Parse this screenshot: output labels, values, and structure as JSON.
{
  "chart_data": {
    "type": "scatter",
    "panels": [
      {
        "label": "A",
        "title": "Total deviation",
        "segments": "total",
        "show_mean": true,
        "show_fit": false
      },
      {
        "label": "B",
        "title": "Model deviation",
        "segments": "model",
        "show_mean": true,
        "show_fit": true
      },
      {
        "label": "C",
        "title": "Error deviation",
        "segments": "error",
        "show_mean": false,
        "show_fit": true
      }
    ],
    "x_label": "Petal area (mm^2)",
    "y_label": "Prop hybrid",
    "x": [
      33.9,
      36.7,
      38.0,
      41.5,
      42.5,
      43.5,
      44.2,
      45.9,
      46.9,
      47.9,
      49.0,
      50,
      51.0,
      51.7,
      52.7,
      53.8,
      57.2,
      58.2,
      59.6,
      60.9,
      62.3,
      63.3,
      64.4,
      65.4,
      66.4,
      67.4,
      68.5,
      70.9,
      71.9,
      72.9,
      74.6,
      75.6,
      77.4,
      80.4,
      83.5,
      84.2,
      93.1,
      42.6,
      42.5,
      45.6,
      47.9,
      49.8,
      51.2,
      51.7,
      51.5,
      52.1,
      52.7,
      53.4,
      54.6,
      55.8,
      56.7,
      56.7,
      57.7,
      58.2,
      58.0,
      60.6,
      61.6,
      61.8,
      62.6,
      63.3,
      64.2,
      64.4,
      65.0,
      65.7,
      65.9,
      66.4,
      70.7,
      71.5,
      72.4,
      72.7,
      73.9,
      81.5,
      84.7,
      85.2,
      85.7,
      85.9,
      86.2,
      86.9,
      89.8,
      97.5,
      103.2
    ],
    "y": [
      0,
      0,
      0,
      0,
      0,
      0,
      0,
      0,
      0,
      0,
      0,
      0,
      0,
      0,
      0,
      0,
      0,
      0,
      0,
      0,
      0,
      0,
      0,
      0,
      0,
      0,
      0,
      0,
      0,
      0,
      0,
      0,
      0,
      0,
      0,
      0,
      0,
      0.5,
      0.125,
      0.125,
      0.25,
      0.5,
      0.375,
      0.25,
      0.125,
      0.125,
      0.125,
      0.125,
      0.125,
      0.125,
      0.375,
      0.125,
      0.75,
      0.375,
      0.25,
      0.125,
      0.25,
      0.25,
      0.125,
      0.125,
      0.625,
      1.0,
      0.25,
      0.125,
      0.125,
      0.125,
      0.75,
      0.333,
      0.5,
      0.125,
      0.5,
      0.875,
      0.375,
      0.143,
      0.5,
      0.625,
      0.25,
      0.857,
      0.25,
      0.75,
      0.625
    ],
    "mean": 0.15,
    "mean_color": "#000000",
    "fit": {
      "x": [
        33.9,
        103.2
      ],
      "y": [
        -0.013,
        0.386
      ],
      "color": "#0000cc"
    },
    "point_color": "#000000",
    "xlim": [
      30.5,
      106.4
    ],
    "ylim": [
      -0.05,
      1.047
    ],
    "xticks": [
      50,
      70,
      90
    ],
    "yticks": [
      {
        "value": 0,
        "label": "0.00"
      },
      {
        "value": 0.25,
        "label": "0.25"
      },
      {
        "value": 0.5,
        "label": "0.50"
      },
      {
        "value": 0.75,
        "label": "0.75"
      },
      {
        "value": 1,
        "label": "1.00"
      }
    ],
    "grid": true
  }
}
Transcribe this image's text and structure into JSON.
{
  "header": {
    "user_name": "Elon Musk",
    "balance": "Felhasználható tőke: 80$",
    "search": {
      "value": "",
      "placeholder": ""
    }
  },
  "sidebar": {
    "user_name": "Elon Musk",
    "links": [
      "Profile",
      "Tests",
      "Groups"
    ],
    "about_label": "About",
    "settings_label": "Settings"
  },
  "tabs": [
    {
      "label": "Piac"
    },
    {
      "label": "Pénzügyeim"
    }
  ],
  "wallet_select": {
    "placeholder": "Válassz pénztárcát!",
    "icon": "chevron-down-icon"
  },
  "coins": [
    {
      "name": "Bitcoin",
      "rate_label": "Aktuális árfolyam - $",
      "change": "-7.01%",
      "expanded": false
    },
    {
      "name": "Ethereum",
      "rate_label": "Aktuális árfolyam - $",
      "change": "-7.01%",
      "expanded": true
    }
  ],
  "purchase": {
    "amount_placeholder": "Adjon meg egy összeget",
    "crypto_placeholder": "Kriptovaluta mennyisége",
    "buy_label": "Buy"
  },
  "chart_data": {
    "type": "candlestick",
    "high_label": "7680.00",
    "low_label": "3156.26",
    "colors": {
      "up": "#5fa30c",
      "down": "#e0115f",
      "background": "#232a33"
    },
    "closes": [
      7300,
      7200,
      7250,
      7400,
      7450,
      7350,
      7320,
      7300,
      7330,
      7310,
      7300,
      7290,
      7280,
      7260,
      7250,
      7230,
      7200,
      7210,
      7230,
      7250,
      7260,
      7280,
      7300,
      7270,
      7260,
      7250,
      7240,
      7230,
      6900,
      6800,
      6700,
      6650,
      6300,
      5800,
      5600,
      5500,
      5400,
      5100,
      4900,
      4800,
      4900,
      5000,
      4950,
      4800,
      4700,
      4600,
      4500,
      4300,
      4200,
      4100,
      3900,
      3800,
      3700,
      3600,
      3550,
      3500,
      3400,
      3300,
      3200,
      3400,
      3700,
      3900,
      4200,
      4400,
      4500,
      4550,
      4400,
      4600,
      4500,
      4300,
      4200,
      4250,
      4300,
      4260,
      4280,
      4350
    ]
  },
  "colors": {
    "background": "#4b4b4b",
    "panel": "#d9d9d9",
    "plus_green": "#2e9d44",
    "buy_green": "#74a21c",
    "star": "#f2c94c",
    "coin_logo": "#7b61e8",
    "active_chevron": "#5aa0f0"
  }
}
■ ■ ■
**Problem to work on**
Check each line of the records for "segments" and copy the ones that contain it.

**Result**
        "segments": "total",
        "segments": "model",
        "segments": "error",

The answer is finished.